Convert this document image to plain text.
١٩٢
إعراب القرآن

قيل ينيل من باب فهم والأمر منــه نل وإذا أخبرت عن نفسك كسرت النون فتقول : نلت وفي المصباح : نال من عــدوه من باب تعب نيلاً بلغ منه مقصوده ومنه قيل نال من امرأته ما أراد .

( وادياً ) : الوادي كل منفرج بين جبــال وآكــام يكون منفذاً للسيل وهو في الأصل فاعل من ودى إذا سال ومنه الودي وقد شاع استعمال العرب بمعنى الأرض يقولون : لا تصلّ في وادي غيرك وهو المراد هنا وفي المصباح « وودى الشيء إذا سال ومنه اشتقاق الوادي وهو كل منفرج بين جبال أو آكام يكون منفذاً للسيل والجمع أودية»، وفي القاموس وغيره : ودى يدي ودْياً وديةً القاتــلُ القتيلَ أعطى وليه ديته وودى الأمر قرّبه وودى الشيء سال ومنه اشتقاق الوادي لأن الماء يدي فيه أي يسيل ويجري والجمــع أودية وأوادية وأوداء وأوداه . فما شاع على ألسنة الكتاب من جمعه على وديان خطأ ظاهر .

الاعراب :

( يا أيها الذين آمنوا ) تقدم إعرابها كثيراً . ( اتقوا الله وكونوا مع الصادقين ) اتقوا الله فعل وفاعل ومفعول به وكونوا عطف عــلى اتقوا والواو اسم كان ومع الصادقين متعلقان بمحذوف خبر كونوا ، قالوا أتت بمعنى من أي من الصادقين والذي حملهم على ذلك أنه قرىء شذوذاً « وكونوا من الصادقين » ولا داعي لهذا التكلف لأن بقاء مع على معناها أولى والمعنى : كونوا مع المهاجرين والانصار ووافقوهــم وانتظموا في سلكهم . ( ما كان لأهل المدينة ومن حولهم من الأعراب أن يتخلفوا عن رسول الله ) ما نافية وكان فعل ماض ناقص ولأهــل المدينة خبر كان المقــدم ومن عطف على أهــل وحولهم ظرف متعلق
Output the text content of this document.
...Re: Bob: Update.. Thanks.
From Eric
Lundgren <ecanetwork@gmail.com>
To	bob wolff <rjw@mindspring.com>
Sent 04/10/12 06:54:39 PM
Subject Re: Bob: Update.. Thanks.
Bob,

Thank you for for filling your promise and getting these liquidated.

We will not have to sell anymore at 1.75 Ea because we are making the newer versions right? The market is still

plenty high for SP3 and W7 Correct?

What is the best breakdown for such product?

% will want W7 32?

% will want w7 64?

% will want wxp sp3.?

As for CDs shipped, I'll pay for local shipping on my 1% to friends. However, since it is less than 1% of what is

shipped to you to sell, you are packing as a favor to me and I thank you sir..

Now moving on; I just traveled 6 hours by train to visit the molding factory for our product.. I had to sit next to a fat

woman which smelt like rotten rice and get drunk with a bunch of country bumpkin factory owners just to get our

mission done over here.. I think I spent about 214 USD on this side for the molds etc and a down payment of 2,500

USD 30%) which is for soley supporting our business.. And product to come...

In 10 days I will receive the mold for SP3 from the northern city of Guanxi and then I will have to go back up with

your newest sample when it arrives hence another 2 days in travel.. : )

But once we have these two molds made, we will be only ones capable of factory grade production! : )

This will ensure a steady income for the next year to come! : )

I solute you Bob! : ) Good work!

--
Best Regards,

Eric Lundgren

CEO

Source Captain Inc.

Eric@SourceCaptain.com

☆ ☆ ☆ ☆ ☆ ☆ ☆

◆ TASK TO COMPLETE: Copy out the full listing exactly.

◆ TASK OUTPUT:
Convert this document image to plain text.
١٩٢
إعراب القرآن

قيل ينيل من باب فهم والأمر منــه نل وإذا أخبرت عن نفسك كسرت النون فتقول : نلت وفي المصباح : نال من عــدوه من باب تعب نيلاً بلغ منه مقصوده ومنه قيل نال من امرأته ما أراد .

( وادياً ) : الوادي كل منفرج بين جبــال وآكــام يكون منفذاً للسيل وهو في الأصل فاعل من ودى إذا سال ومنه الودي وقد شاع استعمال العرب بمعنى الأرض يقولون : لا تصلّ في وادي غيرك وهو المراد هنا وفي المصباح « وودى الشيء إذا سال ومنه اشتقاق الوادي وهو كل منفرج بين جبال أو آكام يكون منفذاً للسيل والجمع أودية»، وفي القاموس وغيره : ودى يدي ودْياً وديةً القاتــلُ القتيلَ أعطى وليه ديته وودى الأمر قرّبه وودى الشيء سال ومنه اشتقاق الوادي لأن الماء يدي فيه أي يسيل ويجري والجمــع أودية وأوادية وأوداء وأوداه . فما شاع على ألسنة الكتاب من جمعه على وديان خطأ ظاهر .

الاعراب :

( يا أيها الذين آمنوا ) تقدم إعرابها كثيراً . ( اتقوا الله وكونوا مع الصادقين ) اتقوا الله فعل وفاعل ومفعول به وكونوا عطف عــلى اتقوا والواو اسم كان ومع الصادقين متعلقان بمحذوف خبر كونوا ، قالوا أتت بمعنى من أي من الصادقين والذي حملهم على ذلك أنه قرىء شذوذاً « وكونوا من الصادقين » ولا داعي لهذا التكلف لأن بقاء مع على معناها أولى والمعنى : كونوا مع المهاجرين والانصار ووافقوهــم وانتظموا في سلكهم . ( ما كان لأهل المدينة ومن حولهم من الأعراب أن يتخلفوا عن رسول الله ) ما نافية وكان فعل ماض ناقص ولأهــل المدينة خبر كان المقــدم ومن عطف على أهــل وحولهم ظرف متعلق
Output the text content of this document.
...Re: Bob: Update.. Thanks.
From Eric
Lundgren <ecanetwork@gmail.com>
To	bob wolff <rjw@mindspring.com>
Sent 04/10/12 06:54:39 PM
Subject Re: Bob: Update.. Thanks.
Bob,

Thank you for for filling your promise and getting these liquidated.

We will not have to sell anymore at 1.75 Ea because we are making the newer versions right? The market is still

plenty high for SP3 and W7 Correct?

What is the best breakdown for such product?

% will want W7 32?

% will want w7 64?

% will want wxp sp3.?

As for CDs shipped, I'll pay for local shipping on my 1% to friends. However, since it is less than 1% of what is

shipped to you to sell, you are packing as a favor to me and I thank you sir..

Now moving on; I just traveled 6 hours by train to visit the molding factory for our product.. I had to sit next to a fat

woman which smelt like rotten rice and get drunk with a bunch of country bumpkin factory owners just to get our

mission done over here.. I think I spent about 214 USD on this side for the molds etc and a down payment of 2,500

USD 30%) which is for soley supporting our business.. And product to come...

In 10 days I will receive the mold for SP3 from the northern city of Guanxi and then I will have to go back up with

your newest sample when it arrives hence another 2 days in travel.. : )

But once we have these two molds made, we will be only ones capable of factory grade production! : )

This will ensure a steady income for the next year to come! : )

I solute you Bob! : ) Good work!

--
Best Regards,

Eric Lundgren

CEO

Source Captain Inc.

Eric@SourceCaptain.com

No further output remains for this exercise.